***** DATA SHOWN *****

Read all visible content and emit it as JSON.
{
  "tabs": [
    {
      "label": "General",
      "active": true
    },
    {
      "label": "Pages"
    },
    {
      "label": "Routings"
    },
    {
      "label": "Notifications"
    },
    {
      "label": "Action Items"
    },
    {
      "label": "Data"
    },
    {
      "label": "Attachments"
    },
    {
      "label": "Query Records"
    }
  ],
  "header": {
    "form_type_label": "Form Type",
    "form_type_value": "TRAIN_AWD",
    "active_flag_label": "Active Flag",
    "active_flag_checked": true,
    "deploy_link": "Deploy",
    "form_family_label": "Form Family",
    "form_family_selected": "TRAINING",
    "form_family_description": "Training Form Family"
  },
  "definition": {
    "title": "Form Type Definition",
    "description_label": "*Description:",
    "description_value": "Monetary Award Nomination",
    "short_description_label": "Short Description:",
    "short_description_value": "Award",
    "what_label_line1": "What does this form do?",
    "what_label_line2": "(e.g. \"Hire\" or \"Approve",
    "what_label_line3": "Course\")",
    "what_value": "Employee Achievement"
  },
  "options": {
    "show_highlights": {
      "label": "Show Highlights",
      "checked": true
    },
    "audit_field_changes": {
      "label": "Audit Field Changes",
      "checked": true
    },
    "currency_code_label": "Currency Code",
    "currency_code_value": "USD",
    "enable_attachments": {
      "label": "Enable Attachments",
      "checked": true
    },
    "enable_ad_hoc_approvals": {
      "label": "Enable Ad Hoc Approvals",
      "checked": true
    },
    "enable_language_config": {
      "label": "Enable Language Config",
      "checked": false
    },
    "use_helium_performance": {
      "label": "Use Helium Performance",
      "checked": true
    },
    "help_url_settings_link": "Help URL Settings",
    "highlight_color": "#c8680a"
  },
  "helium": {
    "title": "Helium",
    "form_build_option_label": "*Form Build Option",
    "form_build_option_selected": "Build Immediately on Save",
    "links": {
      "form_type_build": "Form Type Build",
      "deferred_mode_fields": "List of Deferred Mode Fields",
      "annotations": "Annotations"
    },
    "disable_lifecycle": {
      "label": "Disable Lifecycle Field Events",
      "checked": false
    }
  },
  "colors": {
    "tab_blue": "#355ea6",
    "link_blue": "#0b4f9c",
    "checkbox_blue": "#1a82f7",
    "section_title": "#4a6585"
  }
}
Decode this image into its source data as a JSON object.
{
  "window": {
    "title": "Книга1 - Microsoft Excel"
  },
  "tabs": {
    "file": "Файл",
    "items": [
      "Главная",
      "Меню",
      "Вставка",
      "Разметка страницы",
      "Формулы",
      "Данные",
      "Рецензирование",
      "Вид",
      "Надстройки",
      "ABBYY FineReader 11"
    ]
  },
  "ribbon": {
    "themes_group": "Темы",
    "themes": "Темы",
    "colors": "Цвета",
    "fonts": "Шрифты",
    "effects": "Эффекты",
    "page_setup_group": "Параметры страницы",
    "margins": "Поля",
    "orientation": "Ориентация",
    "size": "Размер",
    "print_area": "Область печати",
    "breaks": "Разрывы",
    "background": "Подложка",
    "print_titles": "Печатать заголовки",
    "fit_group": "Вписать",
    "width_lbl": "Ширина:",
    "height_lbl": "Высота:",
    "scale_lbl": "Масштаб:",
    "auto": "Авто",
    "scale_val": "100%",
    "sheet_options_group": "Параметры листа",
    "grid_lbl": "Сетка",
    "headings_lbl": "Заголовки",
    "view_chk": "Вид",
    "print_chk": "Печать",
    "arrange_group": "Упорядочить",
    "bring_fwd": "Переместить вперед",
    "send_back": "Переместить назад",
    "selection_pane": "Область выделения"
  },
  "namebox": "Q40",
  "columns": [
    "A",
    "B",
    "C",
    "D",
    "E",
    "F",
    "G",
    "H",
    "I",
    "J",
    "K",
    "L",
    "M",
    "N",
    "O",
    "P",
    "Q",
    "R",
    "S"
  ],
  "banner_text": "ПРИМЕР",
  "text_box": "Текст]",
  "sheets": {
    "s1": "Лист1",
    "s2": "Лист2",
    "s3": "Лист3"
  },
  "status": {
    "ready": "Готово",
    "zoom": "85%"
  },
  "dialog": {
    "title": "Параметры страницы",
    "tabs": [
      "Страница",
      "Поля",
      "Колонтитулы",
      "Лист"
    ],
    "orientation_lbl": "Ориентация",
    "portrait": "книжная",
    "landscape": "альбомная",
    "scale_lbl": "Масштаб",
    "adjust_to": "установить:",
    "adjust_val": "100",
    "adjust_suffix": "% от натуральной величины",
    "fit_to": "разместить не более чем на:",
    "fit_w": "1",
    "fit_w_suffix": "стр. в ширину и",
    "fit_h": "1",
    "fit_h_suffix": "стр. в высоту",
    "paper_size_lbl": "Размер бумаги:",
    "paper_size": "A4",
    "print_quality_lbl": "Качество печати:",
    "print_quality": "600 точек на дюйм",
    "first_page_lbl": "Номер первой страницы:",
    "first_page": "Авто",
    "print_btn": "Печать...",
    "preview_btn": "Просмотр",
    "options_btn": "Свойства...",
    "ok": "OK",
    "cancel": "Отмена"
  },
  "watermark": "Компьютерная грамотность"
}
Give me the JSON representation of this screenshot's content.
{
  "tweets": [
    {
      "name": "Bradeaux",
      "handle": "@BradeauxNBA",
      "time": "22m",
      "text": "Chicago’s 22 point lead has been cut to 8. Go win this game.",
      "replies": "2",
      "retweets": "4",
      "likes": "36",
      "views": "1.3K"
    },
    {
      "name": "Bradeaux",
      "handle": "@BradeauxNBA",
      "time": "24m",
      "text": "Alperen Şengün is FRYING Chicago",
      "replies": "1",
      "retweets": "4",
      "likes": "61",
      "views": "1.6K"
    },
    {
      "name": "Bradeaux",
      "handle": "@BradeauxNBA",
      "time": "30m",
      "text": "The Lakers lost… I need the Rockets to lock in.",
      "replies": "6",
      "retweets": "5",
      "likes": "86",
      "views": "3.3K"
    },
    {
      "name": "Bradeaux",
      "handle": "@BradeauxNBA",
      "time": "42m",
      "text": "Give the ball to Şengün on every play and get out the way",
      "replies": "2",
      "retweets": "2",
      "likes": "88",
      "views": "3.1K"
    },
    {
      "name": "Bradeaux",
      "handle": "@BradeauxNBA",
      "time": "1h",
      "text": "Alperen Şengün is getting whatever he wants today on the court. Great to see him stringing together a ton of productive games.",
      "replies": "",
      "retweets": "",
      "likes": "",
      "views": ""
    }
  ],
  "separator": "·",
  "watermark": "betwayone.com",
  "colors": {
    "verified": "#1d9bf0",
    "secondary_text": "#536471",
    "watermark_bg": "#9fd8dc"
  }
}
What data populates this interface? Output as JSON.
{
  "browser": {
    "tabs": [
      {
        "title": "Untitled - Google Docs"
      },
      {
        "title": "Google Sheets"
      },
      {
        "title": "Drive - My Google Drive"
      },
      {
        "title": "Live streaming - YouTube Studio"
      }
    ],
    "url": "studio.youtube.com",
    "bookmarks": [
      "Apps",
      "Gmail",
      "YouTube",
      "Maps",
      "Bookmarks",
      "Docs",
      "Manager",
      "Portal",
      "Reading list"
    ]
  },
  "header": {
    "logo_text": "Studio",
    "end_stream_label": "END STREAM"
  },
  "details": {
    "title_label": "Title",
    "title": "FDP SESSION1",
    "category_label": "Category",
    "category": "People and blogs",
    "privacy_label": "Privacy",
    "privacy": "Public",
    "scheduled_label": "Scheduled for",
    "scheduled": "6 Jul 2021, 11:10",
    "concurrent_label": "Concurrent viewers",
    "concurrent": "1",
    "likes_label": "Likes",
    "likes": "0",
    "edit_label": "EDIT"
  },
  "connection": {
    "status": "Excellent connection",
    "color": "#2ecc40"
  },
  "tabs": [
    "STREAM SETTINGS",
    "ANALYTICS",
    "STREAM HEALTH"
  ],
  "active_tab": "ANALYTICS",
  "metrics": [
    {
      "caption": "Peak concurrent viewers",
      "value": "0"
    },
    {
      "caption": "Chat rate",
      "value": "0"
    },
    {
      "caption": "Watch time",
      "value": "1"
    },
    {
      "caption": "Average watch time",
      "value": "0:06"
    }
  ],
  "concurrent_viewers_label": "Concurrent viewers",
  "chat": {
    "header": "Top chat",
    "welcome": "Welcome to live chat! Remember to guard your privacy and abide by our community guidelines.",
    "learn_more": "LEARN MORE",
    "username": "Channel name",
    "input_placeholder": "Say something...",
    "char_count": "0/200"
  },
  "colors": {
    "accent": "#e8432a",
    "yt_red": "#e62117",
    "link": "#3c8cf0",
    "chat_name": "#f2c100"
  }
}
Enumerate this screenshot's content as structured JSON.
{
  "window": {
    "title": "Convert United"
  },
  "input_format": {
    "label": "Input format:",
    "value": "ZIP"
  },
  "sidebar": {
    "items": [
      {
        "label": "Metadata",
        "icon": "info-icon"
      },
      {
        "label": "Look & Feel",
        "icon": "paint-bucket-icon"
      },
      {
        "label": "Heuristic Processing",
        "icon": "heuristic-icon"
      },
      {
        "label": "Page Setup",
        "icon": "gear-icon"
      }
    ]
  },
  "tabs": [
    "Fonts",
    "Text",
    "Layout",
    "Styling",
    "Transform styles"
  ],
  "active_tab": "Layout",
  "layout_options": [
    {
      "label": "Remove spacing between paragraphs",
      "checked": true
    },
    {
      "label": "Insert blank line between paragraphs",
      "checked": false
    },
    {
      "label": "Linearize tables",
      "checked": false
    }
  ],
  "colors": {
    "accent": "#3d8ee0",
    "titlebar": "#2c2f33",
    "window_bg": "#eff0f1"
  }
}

*****

Find each line holding the string "between" and copy it out.

### RESULT
      "label": "Remove spacing between paragraphs",
      "label": "Insert blank line between paragraphs",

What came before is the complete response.